**WHAT IS ASKED**: The exercise asks you to copy every line below in which "course" appears.

## START LISTING

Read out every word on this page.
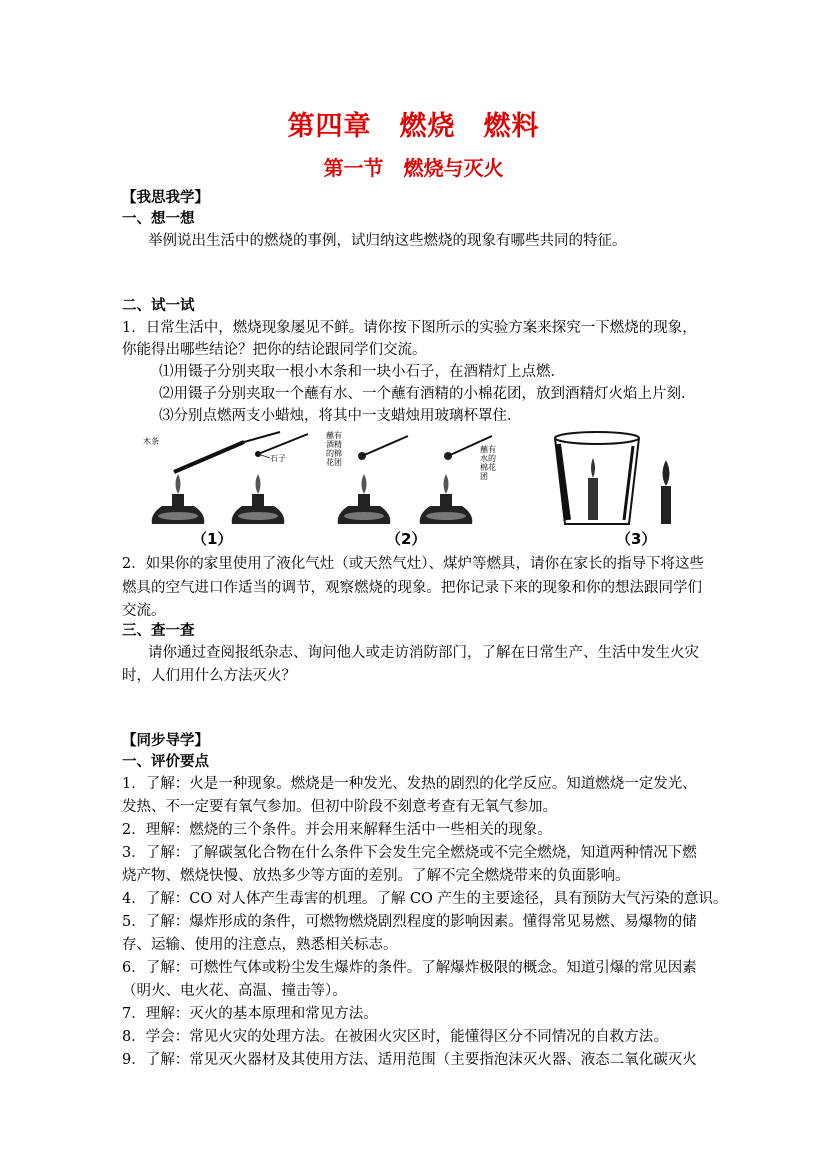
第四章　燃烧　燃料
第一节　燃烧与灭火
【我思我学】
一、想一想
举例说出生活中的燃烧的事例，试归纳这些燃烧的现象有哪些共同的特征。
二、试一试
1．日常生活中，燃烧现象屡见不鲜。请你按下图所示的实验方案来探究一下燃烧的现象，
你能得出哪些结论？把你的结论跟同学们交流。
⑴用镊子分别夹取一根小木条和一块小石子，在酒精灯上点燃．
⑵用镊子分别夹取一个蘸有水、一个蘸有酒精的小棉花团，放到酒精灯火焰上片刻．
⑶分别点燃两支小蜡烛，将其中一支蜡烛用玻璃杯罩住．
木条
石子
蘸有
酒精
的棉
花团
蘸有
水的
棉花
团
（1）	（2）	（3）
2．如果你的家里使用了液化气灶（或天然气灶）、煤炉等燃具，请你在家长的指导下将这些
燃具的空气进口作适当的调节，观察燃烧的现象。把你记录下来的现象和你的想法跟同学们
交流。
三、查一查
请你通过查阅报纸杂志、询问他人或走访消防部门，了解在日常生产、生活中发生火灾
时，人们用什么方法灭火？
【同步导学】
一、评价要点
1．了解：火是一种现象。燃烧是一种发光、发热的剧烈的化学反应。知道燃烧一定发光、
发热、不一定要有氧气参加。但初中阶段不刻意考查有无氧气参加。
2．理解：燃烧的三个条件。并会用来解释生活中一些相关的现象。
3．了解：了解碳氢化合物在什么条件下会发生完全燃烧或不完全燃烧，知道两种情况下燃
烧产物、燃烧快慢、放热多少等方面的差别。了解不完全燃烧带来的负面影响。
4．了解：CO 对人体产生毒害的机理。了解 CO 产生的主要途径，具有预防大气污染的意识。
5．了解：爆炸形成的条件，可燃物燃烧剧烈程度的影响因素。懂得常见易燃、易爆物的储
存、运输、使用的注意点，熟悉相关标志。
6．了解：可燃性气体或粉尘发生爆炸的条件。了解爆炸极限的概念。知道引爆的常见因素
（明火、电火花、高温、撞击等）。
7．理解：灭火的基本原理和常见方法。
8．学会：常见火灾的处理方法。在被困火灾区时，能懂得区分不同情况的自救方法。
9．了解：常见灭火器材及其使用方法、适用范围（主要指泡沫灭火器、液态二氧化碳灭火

## END LISTING
## START LISTING

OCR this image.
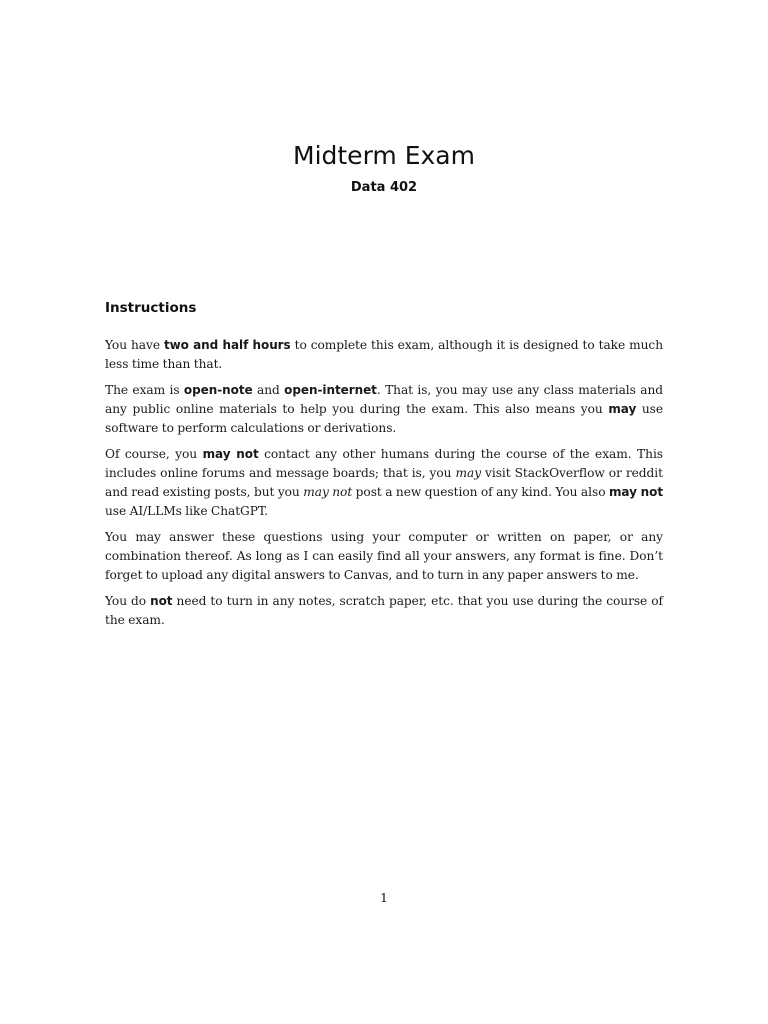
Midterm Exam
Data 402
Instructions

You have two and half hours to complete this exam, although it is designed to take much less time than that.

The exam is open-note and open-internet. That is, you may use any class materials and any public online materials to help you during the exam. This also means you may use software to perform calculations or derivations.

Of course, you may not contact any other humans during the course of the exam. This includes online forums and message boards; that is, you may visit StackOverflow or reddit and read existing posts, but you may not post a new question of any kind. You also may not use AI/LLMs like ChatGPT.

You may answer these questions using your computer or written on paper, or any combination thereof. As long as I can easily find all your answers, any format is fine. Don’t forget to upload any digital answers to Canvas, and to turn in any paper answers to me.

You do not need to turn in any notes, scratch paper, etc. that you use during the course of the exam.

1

## END LISTING
## START LISTING

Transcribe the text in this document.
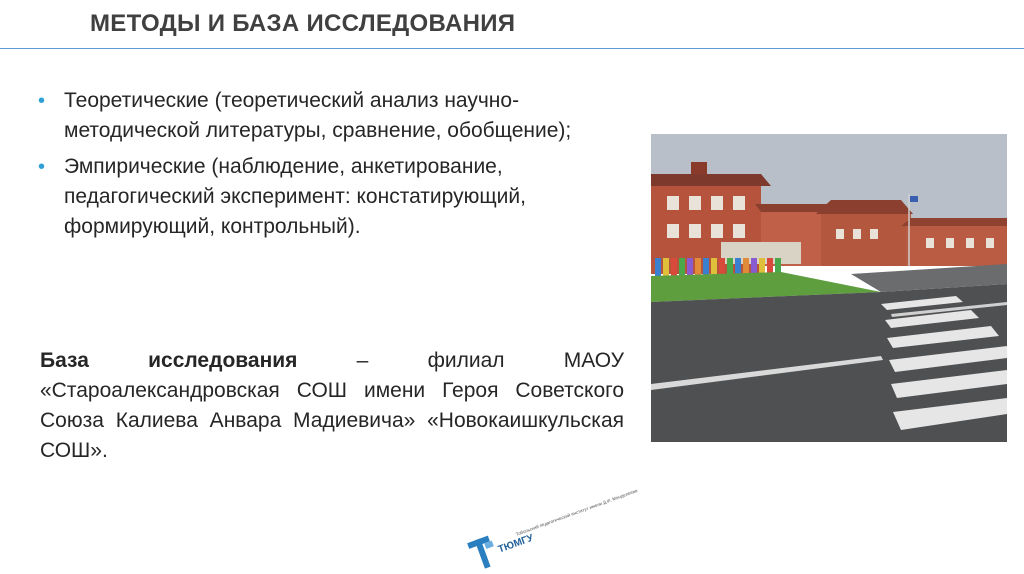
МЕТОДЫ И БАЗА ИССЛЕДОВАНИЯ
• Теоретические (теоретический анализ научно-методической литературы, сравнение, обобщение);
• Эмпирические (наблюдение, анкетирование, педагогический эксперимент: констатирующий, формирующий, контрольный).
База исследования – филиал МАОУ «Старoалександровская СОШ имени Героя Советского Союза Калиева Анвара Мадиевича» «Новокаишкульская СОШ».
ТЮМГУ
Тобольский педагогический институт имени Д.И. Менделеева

## END LISTING

**WORKED SOLUTION**:
Of course, you may not contact any other humans during the course of the exam. This includes online forums and message boards; that is, you may visit StackOverflow or reddit and read existing posts, but you may not post a new question of any kind. You also may not use AI/LLMs like ChatGPT.
You do not need to turn in any notes, scratch paper, etc. that you use during the course of the exam.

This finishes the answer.